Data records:
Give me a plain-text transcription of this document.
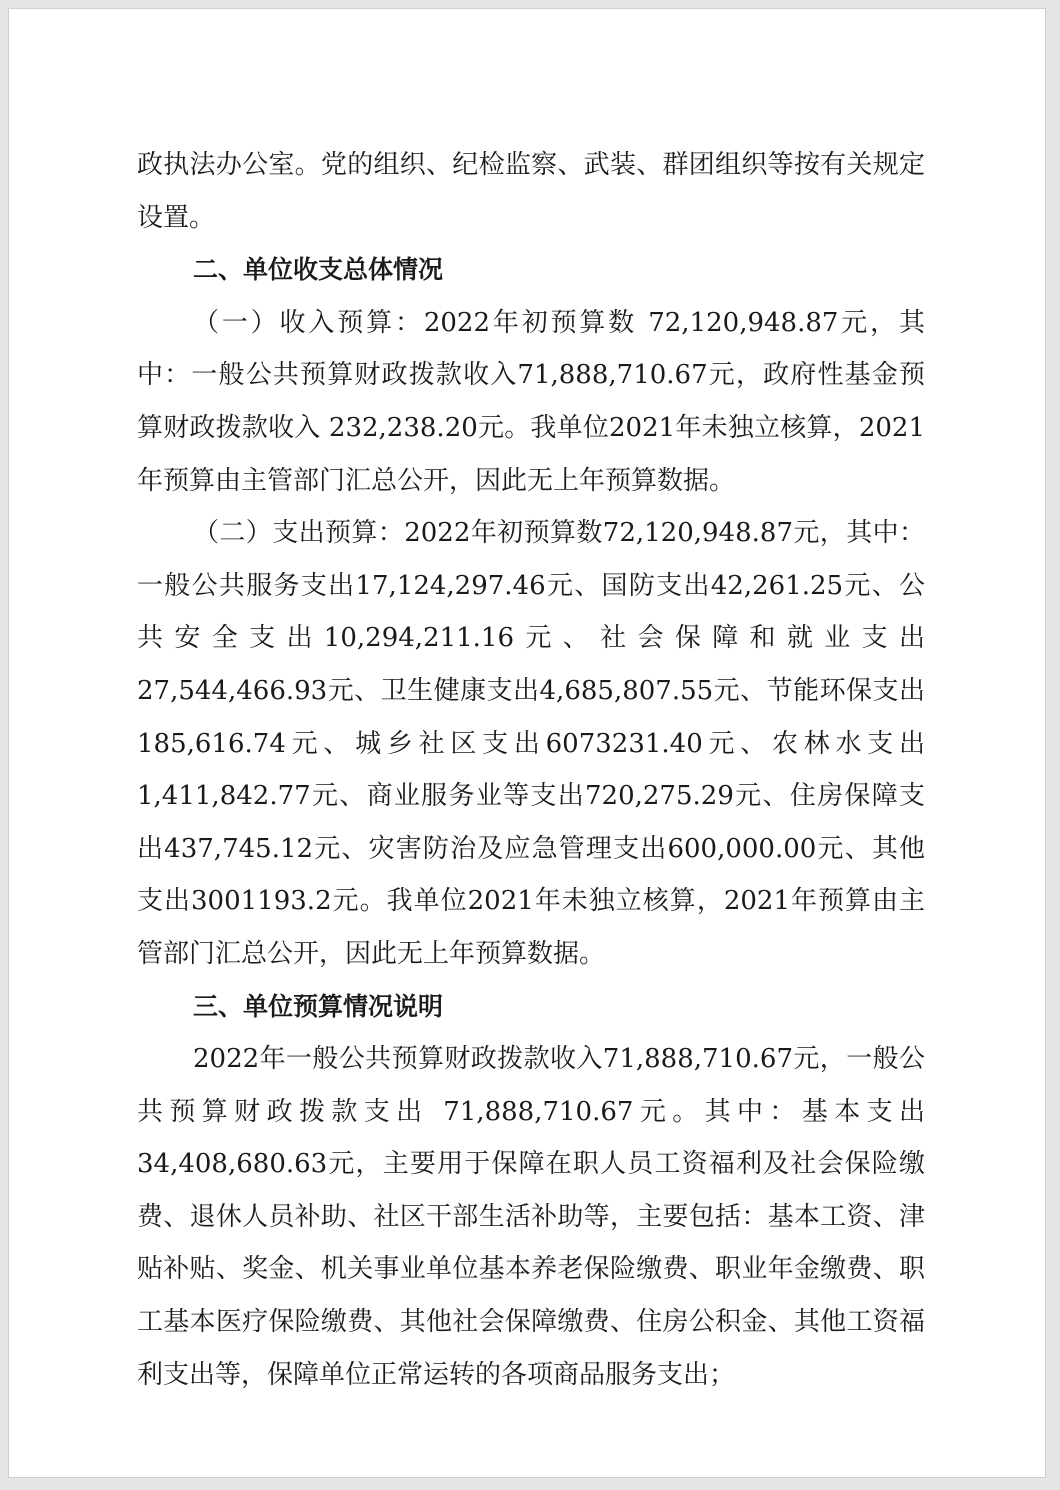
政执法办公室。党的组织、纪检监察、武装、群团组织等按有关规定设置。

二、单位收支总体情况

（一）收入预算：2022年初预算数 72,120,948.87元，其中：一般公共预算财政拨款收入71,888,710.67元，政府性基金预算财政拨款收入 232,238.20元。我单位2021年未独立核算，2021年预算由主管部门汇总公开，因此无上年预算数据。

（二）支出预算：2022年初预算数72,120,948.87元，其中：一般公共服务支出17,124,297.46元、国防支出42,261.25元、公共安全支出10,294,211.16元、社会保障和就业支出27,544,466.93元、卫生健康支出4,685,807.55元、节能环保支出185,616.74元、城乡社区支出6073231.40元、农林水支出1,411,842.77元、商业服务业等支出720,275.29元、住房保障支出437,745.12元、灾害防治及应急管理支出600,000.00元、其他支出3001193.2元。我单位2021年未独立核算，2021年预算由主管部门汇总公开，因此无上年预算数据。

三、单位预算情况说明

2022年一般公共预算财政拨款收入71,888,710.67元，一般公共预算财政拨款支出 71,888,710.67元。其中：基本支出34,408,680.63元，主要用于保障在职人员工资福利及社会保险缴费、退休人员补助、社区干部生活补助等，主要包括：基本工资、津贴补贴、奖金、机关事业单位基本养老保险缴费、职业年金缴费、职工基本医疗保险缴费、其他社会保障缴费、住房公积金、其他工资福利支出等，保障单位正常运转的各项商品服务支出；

Aim> Filter the records down to the lines that contain the string "因此无上年预算数据", and copy those lines.

Exercise response>
（一）收入预算：2022年初预算数 72,120,948.87元，其中：一般公共预算财政拨款收入71,888,710.67元，政府性基金预算财政拨款收入 232,238.20元。我单位2021年未独立核算，2021年预算由主管部门汇总公开，因此无上年预算数据。
（二）支出预算：2022年初预算数72,120,948.87元，其中：一般公共服务支出17,124,297.46元、国防支出42,261.25元、公共安全支出10,294,211.16元、社会保障和就业支出27,544,466.93元、卫生健康支出4,685,807.55元、节能环保支出185,616.74元、城乡社区支出6073231.40元、农林水支出1,411,842.77元、商业服务业等支出720,275.29元、住房保障支出437,745.12元、灾害防治及应急管理支出600,000.00元、其他支出3001193.2元。我单位2021年未独立核算，2021年预算由主管部门汇总公开，因此无上年预算数据。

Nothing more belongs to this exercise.